[Records from a collection of figures]
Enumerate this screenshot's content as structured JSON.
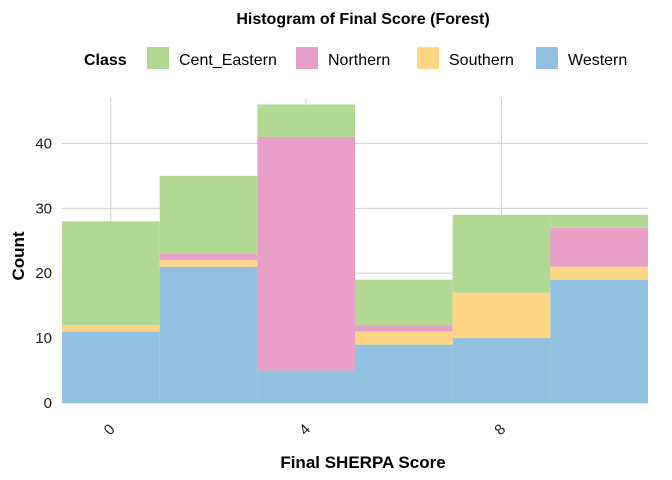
{
  "chart_data": {
    "type": "bar",
    "stacked": true,
    "title": "Histogram of Final Score (Forest)",
    "xlabel": "Final SHERPA Score",
    "ylabel": "Count",
    "legend_title": "Class",
    "legend_position": "top",
    "grid": true,
    "xlim": [
      -1,
      11
    ],
    "ylim": [
      0,
      47
    ],
    "x_ticks": [
      0,
      4,
      8
    ],
    "x_tick_labels": [
      "0",
      "4",
      "8"
    ],
    "y_ticks": [
      0,
      10,
      20,
      30,
      40
    ],
    "y_tick_labels": [
      "0",
      "10",
      "20",
      "30",
      "40"
    ],
    "bins": [
      [
        -1,
        1
      ],
      [
        1,
        3
      ],
      [
        3,
        5
      ],
      [
        5,
        7
      ],
      [
        7,
        9
      ],
      [
        9,
        11
      ]
    ],
    "series": [
      {
        "name": "Western",
        "color": "#92c0df",
        "values": [
          11,
          21,
          5,
          9,
          10,
          19
        ]
      },
      {
        "name": "Southern",
        "color": "#fed684",
        "values": [
          1,
          1,
          0,
          2,
          7,
          2
        ]
      },
      {
        "name": "Northern",
        "color": "#e8a0c9",
        "values": [
          0,
          1,
          36,
          1,
          0,
          6
        ]
      },
      {
        "name": "Cent_Eastern",
        "color": "#b2d993",
        "values": [
          16,
          12,
          5,
          7,
          12,
          2
        ]
      }
    ],
    "legend_order": [
      "Cent_Eastern",
      "Northern",
      "Southern",
      "Western"
    ]
  }
}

Problem to solve | Give only the number of lines above that hold the string "name".

Complete response | 4